Each line that includes the string "main" counts once; give the total and nothing else.

GIVEN ENTRIES:
════════════════════

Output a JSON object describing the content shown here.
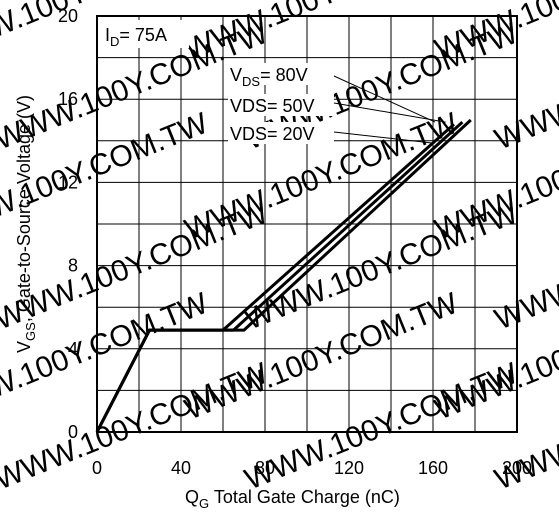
{
  "chart_data": {
    "type": "line",
    "xlabel": {
      "main": "Q",
      "sub": "G",
      "rest": "Total Gate Charge (nC)"
    },
    "ylabel": {
      "main": "V",
      "sub": "GS",
      "rest": ", Gate-to-Source Voltage (V)"
    },
    "xlim": [
      0,
      200
    ],
    "ylim": [
      0,
      20
    ],
    "x_ticks": [
      0,
      40,
      80,
      120,
      160,
      200
    ],
    "y_ticks": [
      0,
      4,
      8,
      12,
      16,
      20
    ],
    "x_grid_step": 20,
    "y_grid_step": 2,
    "grid": true,
    "condition": {
      "main": "I",
      "sub": "D",
      "rest": "= 75A"
    },
    "series": [
      {
        "name": "VDS= 20V",
        "points": [
          [
            0,
            0
          ],
          [
            25,
            4.9
          ],
          [
            60,
            4.9
          ],
          [
            170,
            14.8
          ]
        ]
      },
      {
        "name": "VDS= 50V",
        "points": [
          [
            0,
            0
          ],
          [
            25,
            4.9
          ],
          [
            65,
            4.9
          ],
          [
            174,
            14.9
          ]
        ]
      },
      {
        "name": "VDS= 80V",
        "points": [
          [
            0,
            0
          ],
          [
            25,
            4.9
          ],
          [
            70,
            4.9
          ],
          [
            178,
            15.0
          ]
        ]
      }
    ],
    "labels": [
      {
        "main": "V",
        "sub": "DS",
        "rest": "= 80V",
        "anchor": [
          161,
          14.9
        ]
      },
      {
        "main": "VDS= 50V",
        "sub": "",
        "rest": "",
        "anchor": [
          166,
          14.9
        ]
      },
      {
        "main": "VDS= 20V",
        "sub": "",
        "rest": "",
        "anchor": [
          159,
          13.9
        ]
      }
    ],
    "watermark": "WWW.100Y.COM.TW"
  }
}
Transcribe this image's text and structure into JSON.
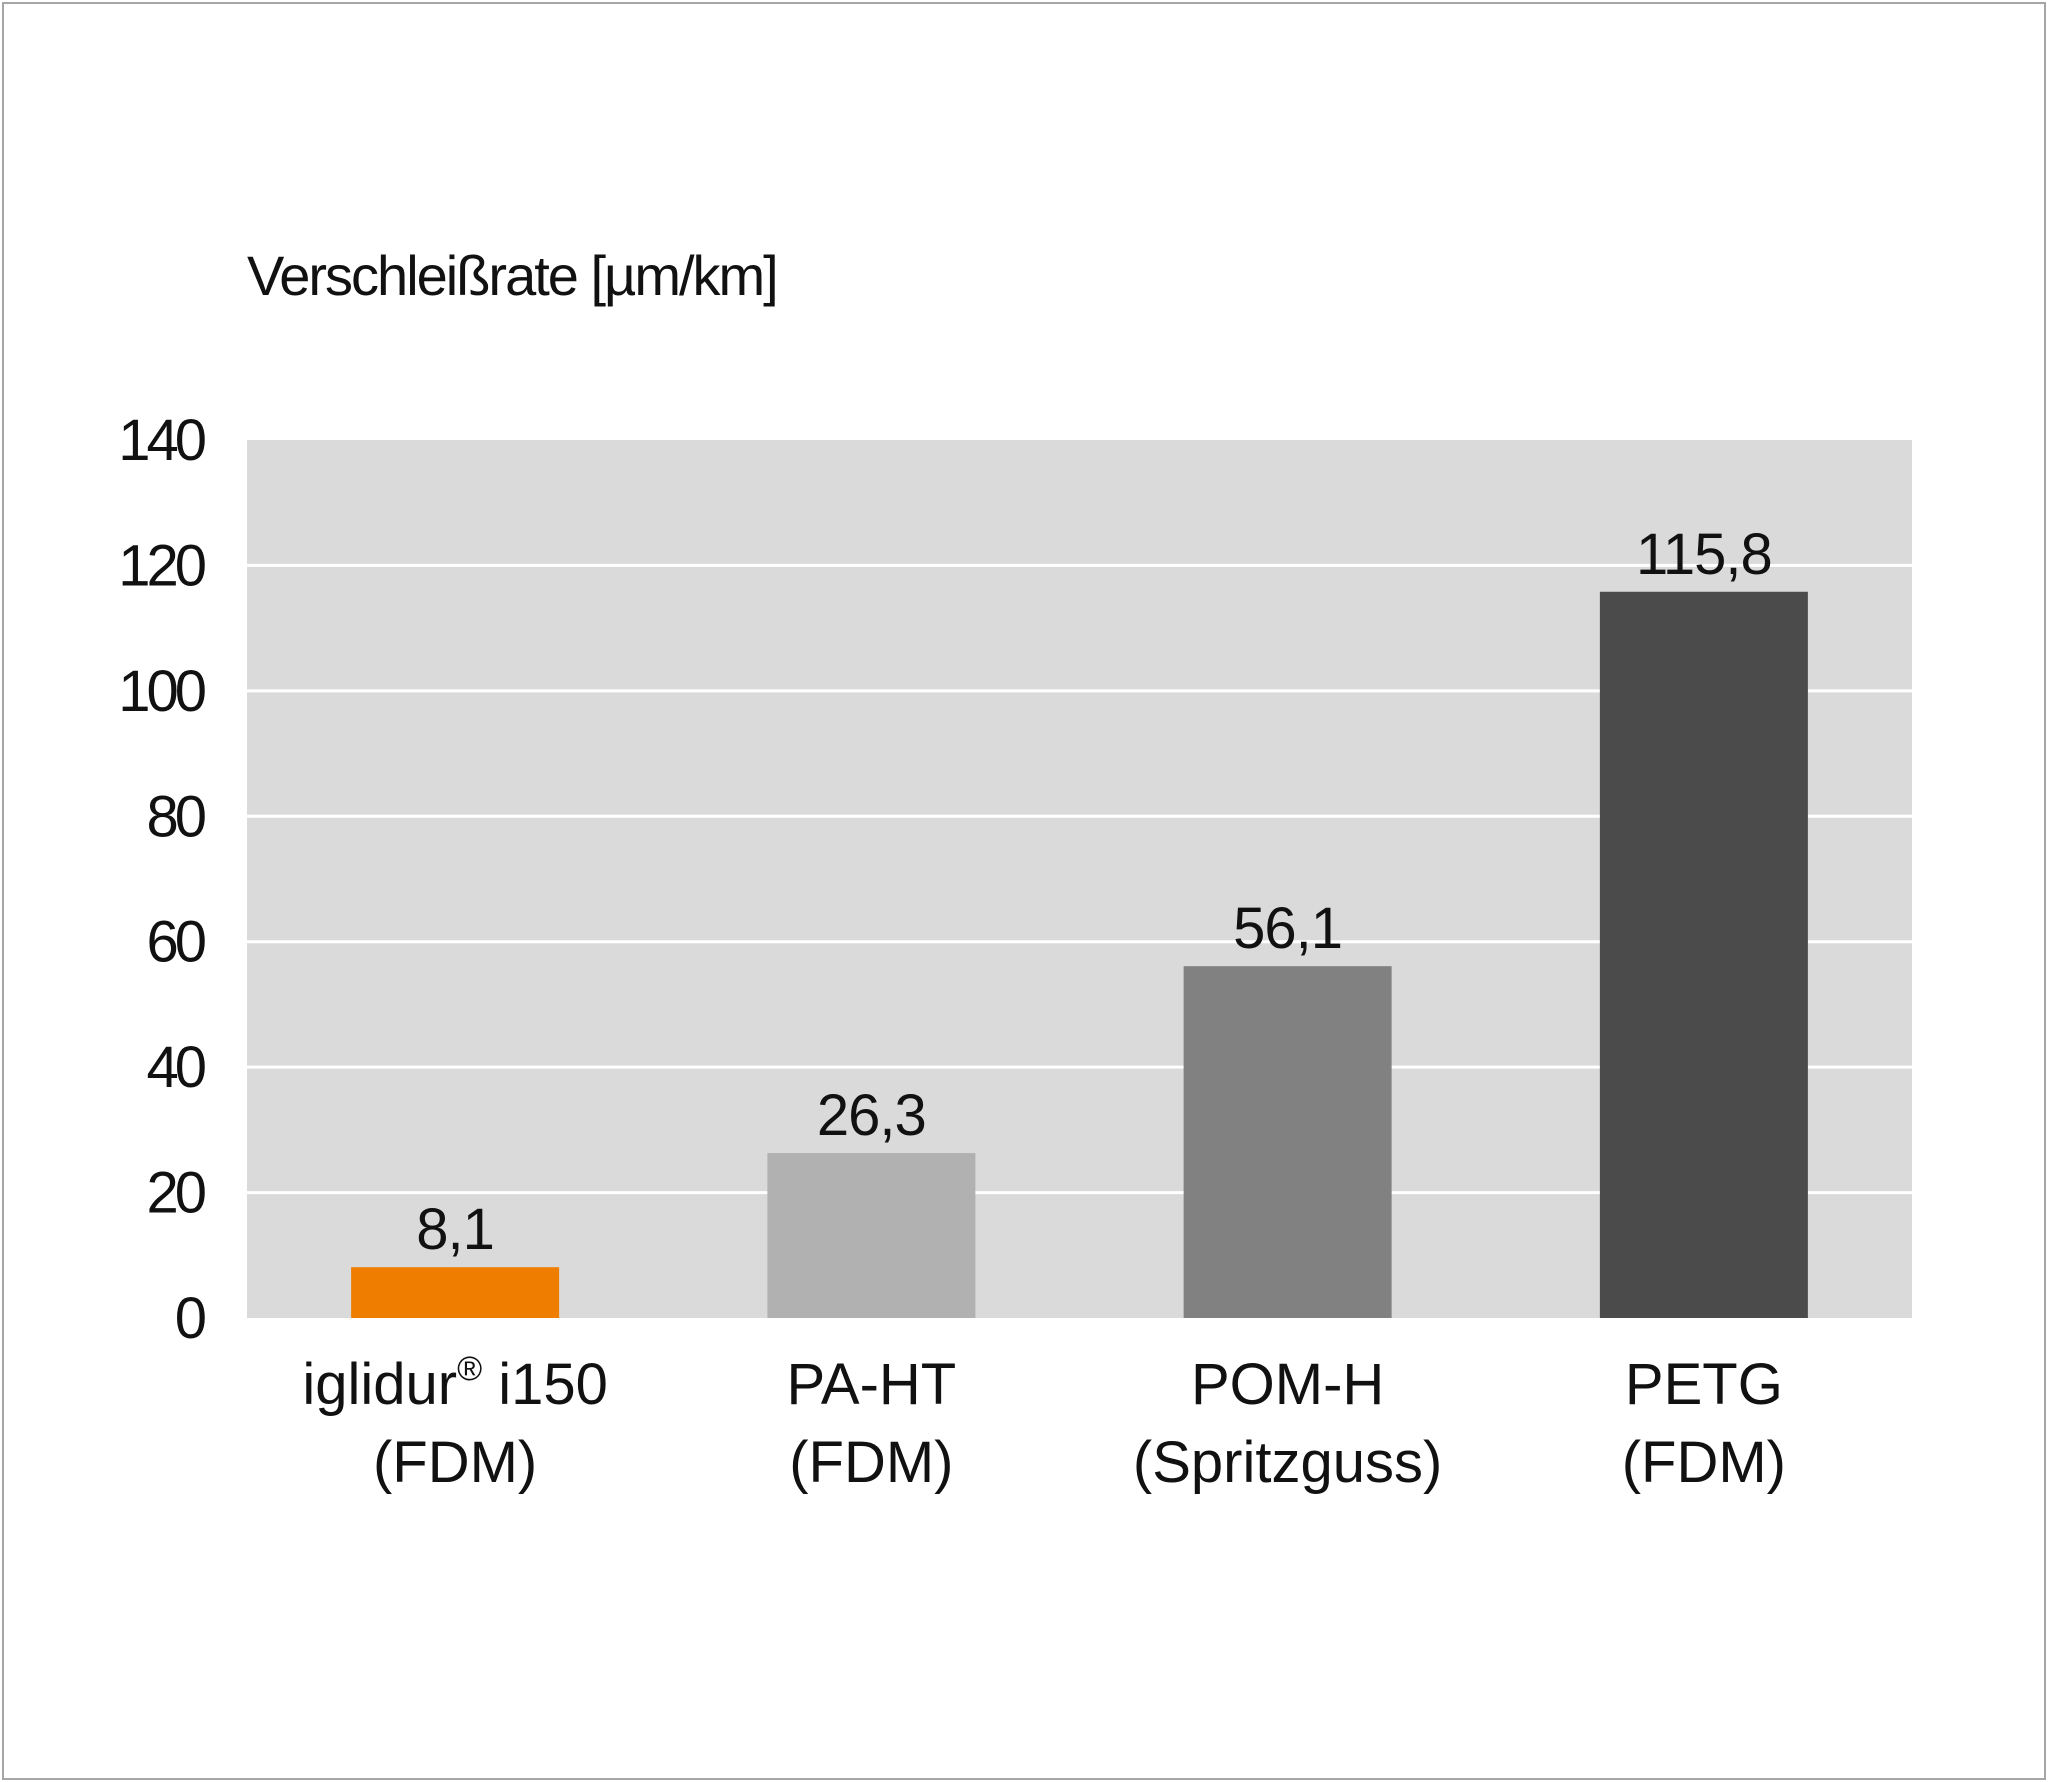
{
  "chart_data": {
    "type": "bar",
    "title": "",
    "ylabel": "Verschleißrate [µm/km]",
    "xlabel": "",
    "ylim": [
      0,
      140
    ],
    "yticks": [
      0,
      20,
      40,
      60,
      80,
      100,
      120,
      140
    ],
    "grid": true,
    "legend": "none",
    "background_color": "#dadada",
    "gridline_color": "#ffffff",
    "categories": [
      {
        "line1": "iglidur",
        "mark": "®",
        "line1_suffix": " i150",
        "line2": "(FDM)"
      },
      {
        "line1": "PA-HT",
        "mark": "",
        "line1_suffix": "",
        "line2": "(FDM)"
      },
      {
        "line1": "POM-H",
        "mark": "",
        "line1_suffix": "",
        "line2": "(Spritzguss)"
      },
      {
        "line1": "PETG",
        "mark": "",
        "line1_suffix": "",
        "line2": "(FDM)"
      }
    ],
    "values": [
      8.1,
      26.3,
      56.1,
      115.8
    ],
    "value_labels": [
      "8,1",
      "26,3",
      "56,1",
      "115,8"
    ],
    "colors": [
      "#ee7d00",
      "#b1b1b1",
      "#818181",
      "#4b4b4b"
    ]
  }
}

════════════════════

OUTPUT FOR THIS EXERCISE:
6